> [QUOTED PASSAGE]:
[Start of section]

JavaScript can also be used to power mobile applications that are natively installed on a device.

  1. Apache Cordova/PhoneGap – You can build natively installed apps with web technology using PhoneGap or Cordova. PhoneGap is Adobe’s branded distribution of Cordova, but from the developer’s perspective, they are basically the same thing. Your app runs within a webview on the mobile device, and you build your user interface the same way you you build a dynamic web application. Your user interface is implemented in HTML, styled with CSS, and all interactivity is created with JavaScript.
  2. React Native – JavaScript powered web apps don’t just have to be inside of a a web view. The React Native framework gives developers the ability to write their application using JavaScript and declarative UI elements, and results in a native application running on the mobile device. The logic is interpreted JavaScript at runtime, but everything that the user interacts with (all UI elements) is 100% native, providing a very high quality user experience, and it is now available for both iOS and Android applications.
  3. Unity 3D – You can even develop rich & immersive mobile 3D simulation or gaming experience, entirely powered by JavaScript using the Unity 3D engine. **These can be web, desktop, or mobile, but is often used in mobile gaming.
  4. NativeScript – Framework for building cross-platform native iOS, Android and Windows mobile apps using JavaScript.
Desktop

Yup, desktop apps are not left out of the mix. Most desktop solutions fall into a category similar to Apache Cordova, where the end results is a web view that has access to lower level APIs, whose content is developed with web based technology.

  1. Electron – Node.js + Chromium desktop app container from GitHub
  2. app.js  – Node + Chromium for a desktop app container
  3. nw.js – Another framework for Node +Chromium for a desktop app container
  4. CEF – The Chromium Embedded Framework – a framework for embedding the guts of the chrome browser inside of a desktop app.

… and more… I know Microsoft has a solution for building Windows apps purely out of HTML/JS, and there are more solutions out there that I am forgetting.

In fact, some of my favorite desktop tools, such as SlackAtom and VS Code are actually based on web technology and implemented in HTML/JS. Heck, even Photoshop can be scripted and extended with the generator extensibility layer or have a customized user interface in HTML/JS with design spaces.

The Server Side

Most obviously Node.js – a JavaScript runtime buit on Chrome’s V8 JavaScript Engine – has made huge inroads into server side development and the enterprise. Node.js, powered by frameworks like express.js or loopback.io makes server side development and complex enterprise apps with JavaScript possible.

IoT

Pretty much everything that doesn’t fall in the categories above falls in here. You can develop headless apps that run on Arduino, Raspberry Pi or other small boards completely using JavaScript, you can manage infrastructure and information flow of IoT sensors using JavaScript, you can write on-chip programs for embedded systems using JavaScript, you can control robots with it, and you can even power media-centric connected TV experiences using JavaScript.

[End of section]

Reproduce word for word the part of the JavaScript passage that begins at the words "Yup, desktop apps" and stops after "I am forgetting.". The rows after the JavaScript passage play no role in this.

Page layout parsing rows
[Start of section]

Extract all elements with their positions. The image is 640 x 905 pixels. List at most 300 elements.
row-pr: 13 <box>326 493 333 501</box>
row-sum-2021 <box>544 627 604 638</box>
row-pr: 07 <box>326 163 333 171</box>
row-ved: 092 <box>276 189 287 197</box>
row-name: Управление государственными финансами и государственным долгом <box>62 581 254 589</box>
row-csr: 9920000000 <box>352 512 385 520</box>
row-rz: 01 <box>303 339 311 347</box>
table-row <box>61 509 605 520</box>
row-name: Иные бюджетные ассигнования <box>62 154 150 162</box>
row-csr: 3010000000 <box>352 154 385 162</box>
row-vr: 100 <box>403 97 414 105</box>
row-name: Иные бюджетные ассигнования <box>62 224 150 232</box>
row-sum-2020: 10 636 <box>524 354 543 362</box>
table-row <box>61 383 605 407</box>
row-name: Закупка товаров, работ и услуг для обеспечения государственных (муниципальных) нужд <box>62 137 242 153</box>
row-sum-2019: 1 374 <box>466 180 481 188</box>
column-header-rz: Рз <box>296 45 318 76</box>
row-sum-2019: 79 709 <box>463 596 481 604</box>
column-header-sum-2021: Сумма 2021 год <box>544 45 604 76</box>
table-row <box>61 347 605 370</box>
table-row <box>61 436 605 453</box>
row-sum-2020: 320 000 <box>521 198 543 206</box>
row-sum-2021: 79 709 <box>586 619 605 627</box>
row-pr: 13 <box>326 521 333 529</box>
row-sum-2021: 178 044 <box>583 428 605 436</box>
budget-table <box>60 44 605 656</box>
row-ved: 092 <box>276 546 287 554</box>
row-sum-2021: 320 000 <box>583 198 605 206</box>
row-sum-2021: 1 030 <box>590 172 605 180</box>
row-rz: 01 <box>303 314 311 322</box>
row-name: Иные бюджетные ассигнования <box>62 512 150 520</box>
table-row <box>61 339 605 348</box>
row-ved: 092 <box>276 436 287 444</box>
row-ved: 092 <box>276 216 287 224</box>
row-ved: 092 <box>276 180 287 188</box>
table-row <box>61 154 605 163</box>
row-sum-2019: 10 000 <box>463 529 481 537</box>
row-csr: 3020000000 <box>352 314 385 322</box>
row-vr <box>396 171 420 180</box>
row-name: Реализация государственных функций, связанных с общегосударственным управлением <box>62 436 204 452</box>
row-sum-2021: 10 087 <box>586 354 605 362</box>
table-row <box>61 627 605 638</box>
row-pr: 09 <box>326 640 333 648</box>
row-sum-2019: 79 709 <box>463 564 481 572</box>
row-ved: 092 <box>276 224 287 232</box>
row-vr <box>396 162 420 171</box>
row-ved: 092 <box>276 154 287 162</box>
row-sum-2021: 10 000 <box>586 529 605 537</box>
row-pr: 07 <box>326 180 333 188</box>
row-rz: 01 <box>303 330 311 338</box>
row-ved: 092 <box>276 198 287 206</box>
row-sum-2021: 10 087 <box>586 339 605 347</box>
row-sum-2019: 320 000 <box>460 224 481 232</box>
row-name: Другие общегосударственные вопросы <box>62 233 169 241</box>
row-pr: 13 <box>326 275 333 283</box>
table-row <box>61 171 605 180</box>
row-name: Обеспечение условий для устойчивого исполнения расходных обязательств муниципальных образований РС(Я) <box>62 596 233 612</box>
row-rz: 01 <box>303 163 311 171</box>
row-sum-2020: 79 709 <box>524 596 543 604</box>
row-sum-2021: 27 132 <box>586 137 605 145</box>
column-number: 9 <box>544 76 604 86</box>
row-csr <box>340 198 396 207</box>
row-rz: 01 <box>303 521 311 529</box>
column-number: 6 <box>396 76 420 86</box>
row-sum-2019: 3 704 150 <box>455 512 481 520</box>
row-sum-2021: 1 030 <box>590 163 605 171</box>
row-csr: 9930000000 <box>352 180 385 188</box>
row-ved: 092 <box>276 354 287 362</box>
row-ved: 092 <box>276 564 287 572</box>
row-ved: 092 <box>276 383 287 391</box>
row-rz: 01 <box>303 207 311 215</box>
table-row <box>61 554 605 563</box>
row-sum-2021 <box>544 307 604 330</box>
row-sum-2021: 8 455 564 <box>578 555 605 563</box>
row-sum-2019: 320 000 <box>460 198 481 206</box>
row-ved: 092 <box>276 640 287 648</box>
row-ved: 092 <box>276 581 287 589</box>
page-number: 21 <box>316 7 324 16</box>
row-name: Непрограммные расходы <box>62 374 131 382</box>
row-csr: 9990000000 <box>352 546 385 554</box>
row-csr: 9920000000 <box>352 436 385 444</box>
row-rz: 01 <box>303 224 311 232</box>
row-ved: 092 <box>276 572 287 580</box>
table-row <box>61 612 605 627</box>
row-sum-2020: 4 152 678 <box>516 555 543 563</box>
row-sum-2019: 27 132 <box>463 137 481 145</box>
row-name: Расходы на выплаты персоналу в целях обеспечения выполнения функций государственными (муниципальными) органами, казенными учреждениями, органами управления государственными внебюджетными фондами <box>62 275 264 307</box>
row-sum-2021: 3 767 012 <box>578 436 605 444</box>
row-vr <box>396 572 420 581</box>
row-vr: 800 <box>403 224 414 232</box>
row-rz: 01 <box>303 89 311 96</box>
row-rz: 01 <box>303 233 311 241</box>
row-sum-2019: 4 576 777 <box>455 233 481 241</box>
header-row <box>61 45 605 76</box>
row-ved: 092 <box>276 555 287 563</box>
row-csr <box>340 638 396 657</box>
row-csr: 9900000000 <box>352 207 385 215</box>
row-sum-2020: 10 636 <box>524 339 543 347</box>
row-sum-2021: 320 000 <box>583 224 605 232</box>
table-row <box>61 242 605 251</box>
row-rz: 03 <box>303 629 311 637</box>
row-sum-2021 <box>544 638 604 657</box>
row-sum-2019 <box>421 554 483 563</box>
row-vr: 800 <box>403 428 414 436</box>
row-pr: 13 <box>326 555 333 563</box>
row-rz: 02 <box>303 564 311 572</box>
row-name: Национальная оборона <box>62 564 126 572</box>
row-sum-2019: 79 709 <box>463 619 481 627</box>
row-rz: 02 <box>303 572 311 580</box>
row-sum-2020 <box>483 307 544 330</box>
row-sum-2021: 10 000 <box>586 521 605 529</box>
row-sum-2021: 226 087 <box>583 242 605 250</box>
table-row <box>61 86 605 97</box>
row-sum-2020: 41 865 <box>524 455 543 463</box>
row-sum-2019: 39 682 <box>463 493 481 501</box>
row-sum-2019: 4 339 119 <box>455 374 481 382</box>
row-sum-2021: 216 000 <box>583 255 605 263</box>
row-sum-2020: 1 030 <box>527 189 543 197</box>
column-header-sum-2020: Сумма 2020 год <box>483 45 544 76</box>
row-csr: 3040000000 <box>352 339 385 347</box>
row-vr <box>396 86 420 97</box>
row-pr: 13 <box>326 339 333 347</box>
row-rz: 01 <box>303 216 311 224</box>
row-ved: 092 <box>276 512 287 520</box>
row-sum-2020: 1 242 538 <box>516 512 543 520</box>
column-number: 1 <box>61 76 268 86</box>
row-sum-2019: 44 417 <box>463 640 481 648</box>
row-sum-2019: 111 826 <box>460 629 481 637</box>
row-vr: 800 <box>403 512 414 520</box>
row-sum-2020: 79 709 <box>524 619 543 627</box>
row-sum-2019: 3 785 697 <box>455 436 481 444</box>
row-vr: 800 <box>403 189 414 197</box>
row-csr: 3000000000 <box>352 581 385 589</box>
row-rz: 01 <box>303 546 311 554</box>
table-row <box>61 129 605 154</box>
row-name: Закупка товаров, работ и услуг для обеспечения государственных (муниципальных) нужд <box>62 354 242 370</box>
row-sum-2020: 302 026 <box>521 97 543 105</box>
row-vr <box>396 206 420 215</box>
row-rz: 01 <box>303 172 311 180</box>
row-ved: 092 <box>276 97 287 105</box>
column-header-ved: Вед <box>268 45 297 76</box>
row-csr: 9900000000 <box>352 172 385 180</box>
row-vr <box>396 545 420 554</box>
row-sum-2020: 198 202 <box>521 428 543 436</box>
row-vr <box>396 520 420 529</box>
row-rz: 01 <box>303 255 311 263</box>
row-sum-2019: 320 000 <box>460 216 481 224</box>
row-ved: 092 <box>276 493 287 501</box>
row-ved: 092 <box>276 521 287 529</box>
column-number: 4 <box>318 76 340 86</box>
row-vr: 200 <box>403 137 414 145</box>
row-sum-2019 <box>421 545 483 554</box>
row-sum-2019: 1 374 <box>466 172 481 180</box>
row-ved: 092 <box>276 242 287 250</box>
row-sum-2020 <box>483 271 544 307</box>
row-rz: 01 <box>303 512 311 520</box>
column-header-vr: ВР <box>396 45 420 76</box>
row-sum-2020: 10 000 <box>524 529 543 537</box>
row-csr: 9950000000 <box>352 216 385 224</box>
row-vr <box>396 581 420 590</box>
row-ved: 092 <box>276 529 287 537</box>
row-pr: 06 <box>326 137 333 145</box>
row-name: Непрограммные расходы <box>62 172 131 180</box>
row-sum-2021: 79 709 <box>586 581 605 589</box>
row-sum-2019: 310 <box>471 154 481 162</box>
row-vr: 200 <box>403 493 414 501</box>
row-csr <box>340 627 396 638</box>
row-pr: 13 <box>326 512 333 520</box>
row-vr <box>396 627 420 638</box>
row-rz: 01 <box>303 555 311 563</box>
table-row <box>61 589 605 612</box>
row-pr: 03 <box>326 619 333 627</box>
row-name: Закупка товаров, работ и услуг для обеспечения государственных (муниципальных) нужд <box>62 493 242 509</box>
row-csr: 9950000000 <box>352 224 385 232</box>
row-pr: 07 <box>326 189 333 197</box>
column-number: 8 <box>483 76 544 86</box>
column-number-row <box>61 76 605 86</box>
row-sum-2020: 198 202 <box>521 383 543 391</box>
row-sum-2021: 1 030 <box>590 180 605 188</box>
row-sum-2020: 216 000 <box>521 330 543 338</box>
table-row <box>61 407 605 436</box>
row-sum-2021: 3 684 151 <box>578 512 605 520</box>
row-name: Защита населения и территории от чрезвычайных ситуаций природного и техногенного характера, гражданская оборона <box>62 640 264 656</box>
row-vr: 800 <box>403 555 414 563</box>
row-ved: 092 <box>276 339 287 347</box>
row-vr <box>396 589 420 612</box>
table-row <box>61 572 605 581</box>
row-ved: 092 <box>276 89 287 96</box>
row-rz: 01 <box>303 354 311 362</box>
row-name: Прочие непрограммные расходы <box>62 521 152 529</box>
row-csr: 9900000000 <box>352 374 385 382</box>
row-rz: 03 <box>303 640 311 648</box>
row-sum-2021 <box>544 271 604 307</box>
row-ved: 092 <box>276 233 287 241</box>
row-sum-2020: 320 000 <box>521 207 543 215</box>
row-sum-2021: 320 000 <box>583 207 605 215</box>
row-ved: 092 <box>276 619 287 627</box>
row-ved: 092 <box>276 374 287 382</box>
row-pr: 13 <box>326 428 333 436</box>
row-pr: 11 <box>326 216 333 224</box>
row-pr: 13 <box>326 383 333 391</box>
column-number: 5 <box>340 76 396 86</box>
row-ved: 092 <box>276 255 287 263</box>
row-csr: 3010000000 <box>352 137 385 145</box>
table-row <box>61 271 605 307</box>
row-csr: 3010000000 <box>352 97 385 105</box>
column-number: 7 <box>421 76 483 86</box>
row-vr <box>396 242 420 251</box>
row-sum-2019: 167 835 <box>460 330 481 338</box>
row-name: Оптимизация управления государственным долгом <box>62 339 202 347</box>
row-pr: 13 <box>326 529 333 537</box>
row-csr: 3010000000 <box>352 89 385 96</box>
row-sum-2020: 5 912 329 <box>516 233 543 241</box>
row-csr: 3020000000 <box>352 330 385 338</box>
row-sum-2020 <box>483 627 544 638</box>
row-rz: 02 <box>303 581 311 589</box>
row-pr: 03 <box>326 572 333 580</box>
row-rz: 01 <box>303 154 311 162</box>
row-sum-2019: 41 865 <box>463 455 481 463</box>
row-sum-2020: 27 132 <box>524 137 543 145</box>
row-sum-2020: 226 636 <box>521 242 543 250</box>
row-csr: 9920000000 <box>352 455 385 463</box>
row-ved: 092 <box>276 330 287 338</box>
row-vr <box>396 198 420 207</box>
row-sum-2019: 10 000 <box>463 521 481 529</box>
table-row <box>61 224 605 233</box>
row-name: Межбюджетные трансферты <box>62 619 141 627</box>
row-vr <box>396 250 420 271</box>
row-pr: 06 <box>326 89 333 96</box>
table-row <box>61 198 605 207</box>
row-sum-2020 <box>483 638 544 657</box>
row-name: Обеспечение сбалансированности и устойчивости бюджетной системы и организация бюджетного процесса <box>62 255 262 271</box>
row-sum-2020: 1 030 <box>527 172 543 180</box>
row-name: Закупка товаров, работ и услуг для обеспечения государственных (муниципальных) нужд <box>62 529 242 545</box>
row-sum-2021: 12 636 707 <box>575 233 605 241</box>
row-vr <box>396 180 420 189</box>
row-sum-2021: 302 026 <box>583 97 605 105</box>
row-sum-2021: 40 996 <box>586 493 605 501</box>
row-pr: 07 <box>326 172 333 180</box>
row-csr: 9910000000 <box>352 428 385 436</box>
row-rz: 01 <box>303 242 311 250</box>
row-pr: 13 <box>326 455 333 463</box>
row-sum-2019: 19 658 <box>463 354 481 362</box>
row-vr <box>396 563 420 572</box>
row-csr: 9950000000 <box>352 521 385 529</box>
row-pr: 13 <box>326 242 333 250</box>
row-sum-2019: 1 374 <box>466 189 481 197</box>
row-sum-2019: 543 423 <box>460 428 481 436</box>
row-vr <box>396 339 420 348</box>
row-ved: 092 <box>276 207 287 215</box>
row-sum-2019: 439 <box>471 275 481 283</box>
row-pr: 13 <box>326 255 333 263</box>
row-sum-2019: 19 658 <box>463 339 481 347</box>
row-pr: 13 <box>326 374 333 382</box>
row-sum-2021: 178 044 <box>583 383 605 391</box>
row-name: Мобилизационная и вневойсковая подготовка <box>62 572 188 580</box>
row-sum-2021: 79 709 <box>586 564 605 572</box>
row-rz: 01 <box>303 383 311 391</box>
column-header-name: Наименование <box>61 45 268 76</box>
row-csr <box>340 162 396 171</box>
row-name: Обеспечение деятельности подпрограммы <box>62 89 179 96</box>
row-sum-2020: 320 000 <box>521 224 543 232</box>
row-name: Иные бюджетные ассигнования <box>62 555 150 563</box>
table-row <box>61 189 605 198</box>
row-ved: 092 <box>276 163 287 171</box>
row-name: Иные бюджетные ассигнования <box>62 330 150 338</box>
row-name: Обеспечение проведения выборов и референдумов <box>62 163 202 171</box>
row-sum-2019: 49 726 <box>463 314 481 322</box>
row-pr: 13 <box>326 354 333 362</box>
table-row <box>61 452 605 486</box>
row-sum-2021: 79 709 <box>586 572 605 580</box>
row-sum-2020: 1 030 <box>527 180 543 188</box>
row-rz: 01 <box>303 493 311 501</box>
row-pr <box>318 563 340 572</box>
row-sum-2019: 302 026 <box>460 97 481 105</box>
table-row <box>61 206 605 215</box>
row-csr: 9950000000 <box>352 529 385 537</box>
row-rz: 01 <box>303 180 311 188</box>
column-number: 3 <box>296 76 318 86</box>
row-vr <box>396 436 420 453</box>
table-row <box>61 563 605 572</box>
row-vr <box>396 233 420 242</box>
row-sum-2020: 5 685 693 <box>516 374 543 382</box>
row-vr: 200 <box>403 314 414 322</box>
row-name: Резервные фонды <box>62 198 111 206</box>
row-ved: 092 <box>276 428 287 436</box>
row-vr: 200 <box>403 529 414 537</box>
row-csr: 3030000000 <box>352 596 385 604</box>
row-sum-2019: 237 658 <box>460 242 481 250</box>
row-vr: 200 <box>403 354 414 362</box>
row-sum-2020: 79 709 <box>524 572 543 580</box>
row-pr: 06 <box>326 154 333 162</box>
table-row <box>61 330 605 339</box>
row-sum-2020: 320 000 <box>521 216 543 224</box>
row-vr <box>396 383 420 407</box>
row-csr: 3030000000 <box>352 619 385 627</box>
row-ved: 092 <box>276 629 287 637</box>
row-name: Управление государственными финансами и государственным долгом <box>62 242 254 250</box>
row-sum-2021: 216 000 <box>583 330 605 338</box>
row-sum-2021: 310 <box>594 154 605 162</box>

[End of section]

> [RESULT FOR THIS EXERCISE]:
Yup, desktop apps are not left out of the mix. Most desktop solutions fall into a category similar to Apache Cordova, where the end results is a web view that has access to lower level APIs, whose content is developed with web based technology.

  1. Electron – Node.js + Chromium desktop app container from GitHub
  2. app.js  – Node + Chromium for a desktop app container
  3. nw.js – Another framework for Node +Chromium for a desktop app container
  4. CEF – The Chromium Embedded Framework – a framework for embedding the guts of the chrome browser inside of a desktop app.

… and more… I know Microsoft has a solution for building Windows apps purely out of HTML/JS, and there are more solutions out there that I am forgetting.